**WHAT IS NEEDED:**
Identify the lines containing the word "speed". Copy each one.
■ ■ ■ ■ ■ ■ ■
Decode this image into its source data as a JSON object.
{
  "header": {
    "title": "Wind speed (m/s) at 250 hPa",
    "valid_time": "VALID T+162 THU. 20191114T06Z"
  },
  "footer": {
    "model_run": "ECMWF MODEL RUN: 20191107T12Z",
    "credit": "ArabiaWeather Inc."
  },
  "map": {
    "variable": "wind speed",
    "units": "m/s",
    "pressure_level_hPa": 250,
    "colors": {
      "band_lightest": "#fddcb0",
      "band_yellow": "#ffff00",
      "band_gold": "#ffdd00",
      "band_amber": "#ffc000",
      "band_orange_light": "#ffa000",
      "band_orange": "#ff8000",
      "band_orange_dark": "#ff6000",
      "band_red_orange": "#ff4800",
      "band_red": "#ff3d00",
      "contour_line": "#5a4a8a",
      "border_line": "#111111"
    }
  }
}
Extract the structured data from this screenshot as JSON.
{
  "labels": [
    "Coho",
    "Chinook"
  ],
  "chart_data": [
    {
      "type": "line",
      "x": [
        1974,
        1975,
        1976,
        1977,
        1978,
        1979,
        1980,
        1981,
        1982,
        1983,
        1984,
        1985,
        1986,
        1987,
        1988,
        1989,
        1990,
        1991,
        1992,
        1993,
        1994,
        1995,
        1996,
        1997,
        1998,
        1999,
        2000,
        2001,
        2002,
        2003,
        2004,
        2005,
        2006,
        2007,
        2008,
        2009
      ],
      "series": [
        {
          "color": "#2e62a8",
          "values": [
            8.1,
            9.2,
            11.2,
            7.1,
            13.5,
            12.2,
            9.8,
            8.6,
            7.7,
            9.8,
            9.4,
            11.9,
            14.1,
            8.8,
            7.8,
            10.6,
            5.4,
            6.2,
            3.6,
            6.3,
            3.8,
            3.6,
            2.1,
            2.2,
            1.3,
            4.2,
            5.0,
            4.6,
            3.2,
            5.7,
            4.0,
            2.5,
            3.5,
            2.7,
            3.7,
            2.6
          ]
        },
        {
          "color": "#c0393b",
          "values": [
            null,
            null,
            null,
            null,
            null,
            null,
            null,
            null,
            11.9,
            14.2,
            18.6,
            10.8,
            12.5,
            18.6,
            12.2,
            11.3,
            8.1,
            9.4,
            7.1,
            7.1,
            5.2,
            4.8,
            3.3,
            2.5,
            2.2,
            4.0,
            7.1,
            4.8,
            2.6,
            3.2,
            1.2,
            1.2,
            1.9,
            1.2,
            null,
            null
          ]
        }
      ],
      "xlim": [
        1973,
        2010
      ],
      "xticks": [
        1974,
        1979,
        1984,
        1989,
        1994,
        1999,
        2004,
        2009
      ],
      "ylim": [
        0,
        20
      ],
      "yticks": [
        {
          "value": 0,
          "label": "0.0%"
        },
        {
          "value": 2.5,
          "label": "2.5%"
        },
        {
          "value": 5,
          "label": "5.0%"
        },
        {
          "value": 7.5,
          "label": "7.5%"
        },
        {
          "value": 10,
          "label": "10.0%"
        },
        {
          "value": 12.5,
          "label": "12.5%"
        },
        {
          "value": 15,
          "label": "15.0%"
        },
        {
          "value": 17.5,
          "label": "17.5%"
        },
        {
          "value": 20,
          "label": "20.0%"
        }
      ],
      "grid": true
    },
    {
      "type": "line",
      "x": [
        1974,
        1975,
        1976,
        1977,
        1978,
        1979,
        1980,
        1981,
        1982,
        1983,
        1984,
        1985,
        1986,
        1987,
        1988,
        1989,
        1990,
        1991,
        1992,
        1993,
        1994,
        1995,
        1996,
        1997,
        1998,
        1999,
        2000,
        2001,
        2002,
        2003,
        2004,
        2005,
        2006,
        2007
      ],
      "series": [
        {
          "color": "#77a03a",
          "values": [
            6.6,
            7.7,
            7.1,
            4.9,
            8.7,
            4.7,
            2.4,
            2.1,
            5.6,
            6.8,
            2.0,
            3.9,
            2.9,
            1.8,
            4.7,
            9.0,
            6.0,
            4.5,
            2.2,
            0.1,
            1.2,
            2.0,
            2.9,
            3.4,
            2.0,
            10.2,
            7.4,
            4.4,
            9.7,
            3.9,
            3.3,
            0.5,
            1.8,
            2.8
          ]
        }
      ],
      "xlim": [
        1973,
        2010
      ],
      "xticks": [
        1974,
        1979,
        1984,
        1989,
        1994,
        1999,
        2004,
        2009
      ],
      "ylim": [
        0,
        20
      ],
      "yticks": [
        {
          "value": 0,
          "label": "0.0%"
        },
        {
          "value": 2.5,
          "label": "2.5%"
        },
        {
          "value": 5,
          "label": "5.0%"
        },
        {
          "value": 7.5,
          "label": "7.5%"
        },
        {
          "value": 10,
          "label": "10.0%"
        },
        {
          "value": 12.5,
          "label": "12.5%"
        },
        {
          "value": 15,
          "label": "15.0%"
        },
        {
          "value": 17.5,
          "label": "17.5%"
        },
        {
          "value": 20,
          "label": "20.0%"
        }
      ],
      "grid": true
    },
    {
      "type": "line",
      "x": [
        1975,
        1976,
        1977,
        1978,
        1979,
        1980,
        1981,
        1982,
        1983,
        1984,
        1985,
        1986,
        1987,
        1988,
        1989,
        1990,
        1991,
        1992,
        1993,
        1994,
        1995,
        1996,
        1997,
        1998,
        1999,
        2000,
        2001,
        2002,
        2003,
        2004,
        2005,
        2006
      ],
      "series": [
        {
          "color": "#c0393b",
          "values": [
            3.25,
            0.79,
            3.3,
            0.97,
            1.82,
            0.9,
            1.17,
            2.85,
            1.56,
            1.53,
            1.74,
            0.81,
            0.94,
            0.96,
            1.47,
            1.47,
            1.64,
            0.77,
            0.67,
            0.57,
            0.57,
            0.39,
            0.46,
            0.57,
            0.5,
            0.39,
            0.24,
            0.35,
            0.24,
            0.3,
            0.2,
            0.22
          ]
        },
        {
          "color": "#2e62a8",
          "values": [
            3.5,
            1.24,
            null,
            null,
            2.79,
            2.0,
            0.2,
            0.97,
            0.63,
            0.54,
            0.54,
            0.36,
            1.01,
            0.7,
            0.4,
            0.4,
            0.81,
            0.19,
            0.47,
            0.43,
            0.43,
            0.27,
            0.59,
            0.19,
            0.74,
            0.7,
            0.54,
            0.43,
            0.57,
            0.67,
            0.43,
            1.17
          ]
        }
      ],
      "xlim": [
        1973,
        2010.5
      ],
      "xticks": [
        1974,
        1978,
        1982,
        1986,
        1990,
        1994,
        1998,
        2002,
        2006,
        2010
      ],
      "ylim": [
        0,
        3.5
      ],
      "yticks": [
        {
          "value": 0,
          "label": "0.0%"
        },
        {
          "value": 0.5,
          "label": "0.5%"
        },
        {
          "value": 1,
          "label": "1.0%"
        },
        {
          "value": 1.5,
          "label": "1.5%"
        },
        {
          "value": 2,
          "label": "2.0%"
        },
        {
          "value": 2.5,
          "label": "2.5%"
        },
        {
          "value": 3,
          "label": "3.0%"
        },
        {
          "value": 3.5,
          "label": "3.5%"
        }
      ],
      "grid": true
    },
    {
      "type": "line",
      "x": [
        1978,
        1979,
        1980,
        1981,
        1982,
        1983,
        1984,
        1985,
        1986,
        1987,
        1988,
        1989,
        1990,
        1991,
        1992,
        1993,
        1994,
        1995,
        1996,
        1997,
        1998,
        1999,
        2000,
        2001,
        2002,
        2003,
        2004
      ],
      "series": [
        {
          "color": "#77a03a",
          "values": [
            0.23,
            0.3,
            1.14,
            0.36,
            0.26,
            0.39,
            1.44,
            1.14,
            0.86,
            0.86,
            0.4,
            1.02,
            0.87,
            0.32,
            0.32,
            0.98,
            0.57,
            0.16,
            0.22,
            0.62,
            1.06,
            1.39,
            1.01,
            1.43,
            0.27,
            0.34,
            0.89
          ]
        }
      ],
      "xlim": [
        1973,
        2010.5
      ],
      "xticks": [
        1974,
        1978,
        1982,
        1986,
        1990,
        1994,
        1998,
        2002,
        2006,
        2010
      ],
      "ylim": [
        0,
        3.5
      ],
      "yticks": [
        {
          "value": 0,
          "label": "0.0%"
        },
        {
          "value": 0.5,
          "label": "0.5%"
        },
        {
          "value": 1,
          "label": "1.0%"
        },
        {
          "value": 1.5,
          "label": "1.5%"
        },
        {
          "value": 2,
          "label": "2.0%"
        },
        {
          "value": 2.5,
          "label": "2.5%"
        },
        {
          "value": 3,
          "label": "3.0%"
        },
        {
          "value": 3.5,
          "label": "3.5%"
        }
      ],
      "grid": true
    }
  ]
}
■ ■ ■ ■ ■ ■ ■
**SOLUTION FOR THIS TASK:**
    "title": "Wind speed (m/s) at 250 hPa",
    "variable": "wind speed",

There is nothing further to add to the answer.